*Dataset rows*

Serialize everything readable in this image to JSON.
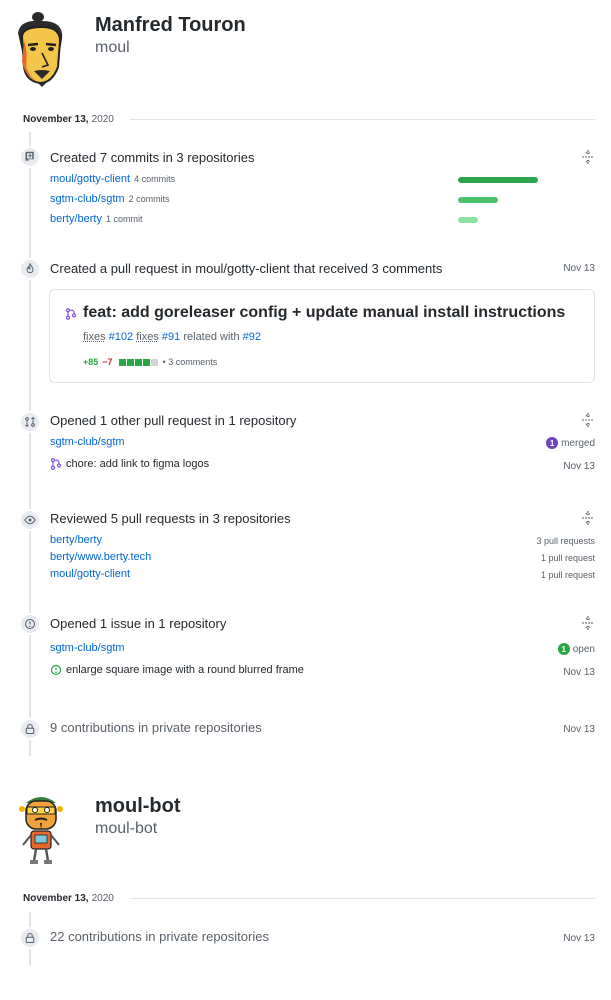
{
  "users": [
    {
      "name": "Manfred Touron",
      "login": "moul"
    },
    {
      "name": "moul-bot",
      "login": "moul-bot"
    }
  ],
  "date1": {
    "month_day": "November 13,",
    "year": "2020"
  },
  "date2": {
    "month_day": "November 13,",
    "year": "2020"
  },
  "commits": {
    "summary": "Created 7 commits in 3 repositories",
    "repos": [
      {
        "name": "moul/gotty-client",
        "count": "4 commits",
        "fraction": 1.0
      },
      {
        "name": "sgtm-club/sgtm",
        "count": "2 commits",
        "fraction": 0.5
      },
      {
        "name": "berty/berty",
        "count": "1 commit",
        "fraction": 0.25
      }
    ],
    "bar_colors": [
      "#2da44e",
      "#4ac26b",
      "#8fe1a1"
    ]
  },
  "pr": {
    "summary": "Created a pull request in moul/gotty-client that received 3 comments",
    "date": "Nov 13",
    "title": "feat: add goreleaser config + update manual install instructions",
    "refs": {
      "w1": "fixes",
      "r1": "#102",
      "w2": "fixes",
      "r2": "#91",
      "w3": "related with",
      "r3": "#92"
    },
    "additions": "+85",
    "deletions": "−7",
    "comments": "• 3 comments"
  },
  "other_pr": {
    "summary": "Opened 1 other pull request in 1 repository",
    "repo": "sgtm-club/sgtm",
    "badge_count": "1",
    "badge_label": "merged",
    "item": "chore: add link to figma logos",
    "date": "Nov 13"
  },
  "reviews": {
    "summary": "Reviewed 5 pull requests in 3 repositories",
    "repos": [
      {
        "name": "berty/berty",
        "count": "3 pull requests"
      },
      {
        "name": "berty/www.berty.tech",
        "count": "1 pull request"
      },
      {
        "name": "moul/gotty-client",
        "count": "1 pull request"
      }
    ]
  },
  "issue": {
    "summary": "Opened 1 issue in 1 repository",
    "repo": "sgtm-club/sgtm",
    "badge_count": "1",
    "badge_label": "open",
    "item": "enlarge square image with a round blurred frame",
    "date": "Nov 13"
  },
  "private1": {
    "summary": "9 contributions in private repositories",
    "date": "Nov 13"
  },
  "private2": {
    "summary": "22 contributions in private repositories",
    "date": "Nov 13"
  }
}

*What is expected*
Copy all lines from the data that hold the word "summary".

*Response to the task*
    "summary": "Created 7 commits in 3 repositories",
    "summary": "Created a pull request in moul/gotty-client that received 3 comments",
    "summary": "Opened 1 other pull request in 1 repository",
    "summary": "Reviewed 5 pull requests in 3 repositories",
    "summary": "Opened 1 issue in 1 repository",
    "summary": "9 contributions in private repositories",
    "summary": "22 contributions in private repositories",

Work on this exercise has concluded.